▸ **Set exercise**
Scan the entries below. List each line with "Number".

▸ **Collected data**
==================================================

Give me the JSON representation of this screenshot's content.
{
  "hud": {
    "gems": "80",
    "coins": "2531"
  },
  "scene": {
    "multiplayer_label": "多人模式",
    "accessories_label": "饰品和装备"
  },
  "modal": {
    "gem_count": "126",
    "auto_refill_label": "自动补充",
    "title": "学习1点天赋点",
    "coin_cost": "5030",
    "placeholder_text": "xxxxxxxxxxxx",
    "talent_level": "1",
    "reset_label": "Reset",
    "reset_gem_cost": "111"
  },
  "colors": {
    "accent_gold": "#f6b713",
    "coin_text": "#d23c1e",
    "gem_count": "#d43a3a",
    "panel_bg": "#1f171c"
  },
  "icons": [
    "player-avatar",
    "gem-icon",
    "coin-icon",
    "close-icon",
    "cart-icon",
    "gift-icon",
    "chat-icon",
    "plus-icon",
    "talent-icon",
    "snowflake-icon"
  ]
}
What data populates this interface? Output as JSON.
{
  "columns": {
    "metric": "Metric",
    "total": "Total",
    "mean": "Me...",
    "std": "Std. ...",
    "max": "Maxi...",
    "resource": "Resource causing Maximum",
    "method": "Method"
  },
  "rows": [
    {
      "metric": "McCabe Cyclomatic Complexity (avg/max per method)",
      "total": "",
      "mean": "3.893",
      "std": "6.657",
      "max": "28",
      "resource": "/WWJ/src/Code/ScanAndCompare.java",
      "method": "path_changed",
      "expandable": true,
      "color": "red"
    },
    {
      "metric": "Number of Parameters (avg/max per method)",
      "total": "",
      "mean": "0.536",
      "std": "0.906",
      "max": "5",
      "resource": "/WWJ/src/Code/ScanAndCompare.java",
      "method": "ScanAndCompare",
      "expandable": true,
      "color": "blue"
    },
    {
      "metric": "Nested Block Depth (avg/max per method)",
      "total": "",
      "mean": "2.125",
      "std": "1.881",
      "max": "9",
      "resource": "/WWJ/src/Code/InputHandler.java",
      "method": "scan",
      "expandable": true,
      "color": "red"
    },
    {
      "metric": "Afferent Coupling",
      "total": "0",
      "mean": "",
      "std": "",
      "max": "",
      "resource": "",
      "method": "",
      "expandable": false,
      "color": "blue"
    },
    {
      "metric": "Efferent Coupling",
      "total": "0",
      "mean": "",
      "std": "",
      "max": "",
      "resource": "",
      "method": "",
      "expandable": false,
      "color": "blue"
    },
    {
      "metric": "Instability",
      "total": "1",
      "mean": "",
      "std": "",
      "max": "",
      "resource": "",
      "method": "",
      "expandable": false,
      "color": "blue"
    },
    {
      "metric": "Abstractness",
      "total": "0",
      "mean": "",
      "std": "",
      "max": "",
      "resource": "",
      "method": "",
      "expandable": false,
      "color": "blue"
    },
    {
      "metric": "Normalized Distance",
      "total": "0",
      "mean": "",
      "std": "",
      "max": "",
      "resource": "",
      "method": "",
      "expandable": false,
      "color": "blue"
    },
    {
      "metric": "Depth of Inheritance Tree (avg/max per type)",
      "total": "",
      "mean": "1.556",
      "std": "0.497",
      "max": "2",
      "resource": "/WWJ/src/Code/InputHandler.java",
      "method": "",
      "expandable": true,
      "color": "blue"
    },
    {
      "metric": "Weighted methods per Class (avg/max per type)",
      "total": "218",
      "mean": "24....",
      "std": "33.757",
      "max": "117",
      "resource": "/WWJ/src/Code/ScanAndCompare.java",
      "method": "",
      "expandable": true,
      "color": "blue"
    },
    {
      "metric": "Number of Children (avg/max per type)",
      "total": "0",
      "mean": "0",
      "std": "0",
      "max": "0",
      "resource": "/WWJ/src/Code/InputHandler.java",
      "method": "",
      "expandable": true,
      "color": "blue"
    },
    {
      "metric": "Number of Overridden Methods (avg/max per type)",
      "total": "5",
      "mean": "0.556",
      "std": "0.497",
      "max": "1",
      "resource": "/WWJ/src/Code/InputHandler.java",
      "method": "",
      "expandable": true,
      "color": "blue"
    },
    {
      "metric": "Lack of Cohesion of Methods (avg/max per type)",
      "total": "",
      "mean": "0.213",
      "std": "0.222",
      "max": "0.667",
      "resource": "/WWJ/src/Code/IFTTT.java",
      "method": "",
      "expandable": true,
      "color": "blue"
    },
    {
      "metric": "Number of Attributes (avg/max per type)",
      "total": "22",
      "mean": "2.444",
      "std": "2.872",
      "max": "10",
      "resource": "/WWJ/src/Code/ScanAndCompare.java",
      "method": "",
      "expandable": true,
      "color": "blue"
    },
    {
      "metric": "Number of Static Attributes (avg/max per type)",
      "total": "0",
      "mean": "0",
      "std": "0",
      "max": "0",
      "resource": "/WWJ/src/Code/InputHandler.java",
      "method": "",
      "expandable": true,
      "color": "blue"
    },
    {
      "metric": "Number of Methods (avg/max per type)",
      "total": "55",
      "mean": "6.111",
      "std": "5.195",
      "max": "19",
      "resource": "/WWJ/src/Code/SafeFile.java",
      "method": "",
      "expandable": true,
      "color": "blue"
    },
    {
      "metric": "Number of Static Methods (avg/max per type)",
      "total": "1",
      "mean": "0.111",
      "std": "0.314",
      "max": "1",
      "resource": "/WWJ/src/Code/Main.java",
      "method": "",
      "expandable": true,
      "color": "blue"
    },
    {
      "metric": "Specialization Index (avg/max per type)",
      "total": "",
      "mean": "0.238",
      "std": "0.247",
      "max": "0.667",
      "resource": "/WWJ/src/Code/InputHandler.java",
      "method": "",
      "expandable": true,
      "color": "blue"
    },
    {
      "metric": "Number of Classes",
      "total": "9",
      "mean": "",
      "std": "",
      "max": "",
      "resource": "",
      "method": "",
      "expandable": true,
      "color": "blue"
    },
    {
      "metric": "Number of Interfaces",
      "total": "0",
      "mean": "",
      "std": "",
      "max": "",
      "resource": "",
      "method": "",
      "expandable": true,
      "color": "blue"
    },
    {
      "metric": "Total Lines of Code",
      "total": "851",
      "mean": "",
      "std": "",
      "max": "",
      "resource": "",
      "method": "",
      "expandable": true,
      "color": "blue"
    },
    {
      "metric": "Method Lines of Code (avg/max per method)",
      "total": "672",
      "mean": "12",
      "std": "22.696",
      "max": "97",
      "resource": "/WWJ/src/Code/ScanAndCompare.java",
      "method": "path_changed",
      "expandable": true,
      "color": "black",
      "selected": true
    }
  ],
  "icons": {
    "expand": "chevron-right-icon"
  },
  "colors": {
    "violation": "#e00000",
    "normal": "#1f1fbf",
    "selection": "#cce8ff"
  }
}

==================================================

▸ **Reply**
      "metric": "Number of Parameters (avg/max per method)",
      "metric": "Number of Children (avg/max per type)",
      "metric": "Number of Overridden Methods (avg/max per type)",
      "metric": "Number of Attributes (avg/max per type)",
      "metric": "Number of Static Attributes (avg/max per type)",
      "metric": "Number of Methods (avg/max per type)",
      "metric": "Number of Static Methods (avg/max per type)",
      "metric": "Number of Classes",
      "metric": "Number of Interfaces",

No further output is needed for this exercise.